Records from a dataset:
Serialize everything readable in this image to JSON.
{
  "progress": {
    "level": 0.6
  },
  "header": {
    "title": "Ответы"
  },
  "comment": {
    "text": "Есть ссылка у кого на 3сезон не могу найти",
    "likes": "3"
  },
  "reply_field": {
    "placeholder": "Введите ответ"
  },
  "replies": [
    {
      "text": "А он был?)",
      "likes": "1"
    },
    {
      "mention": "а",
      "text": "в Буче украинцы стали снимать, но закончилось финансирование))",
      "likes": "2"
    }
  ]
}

_WHAT IS NEEDED_: Output the full listing exactly as it stands.

_ANSWER FOR THE TASK_:
Serialize everything readable in this image to JSON.
{
  "progress": {
    "level": 0.6
  },
  "header": {
    "title": "Ответы"
  },
  "comment": {
    "text": "Есть ссылка у кого на 3сезон не могу найти",
    "likes": "3"
  },
  "reply_field": {
    "placeholder": "Введите ответ"
  },
  "replies": [
    {
      "text": "А он был?)",
      "likes": "1"
    },
    {
      "mention": "а",
      "text": "в Буче украинцы стали снимать, но закончилось финансирование))",
      "likes": "2"
    }
  ]
}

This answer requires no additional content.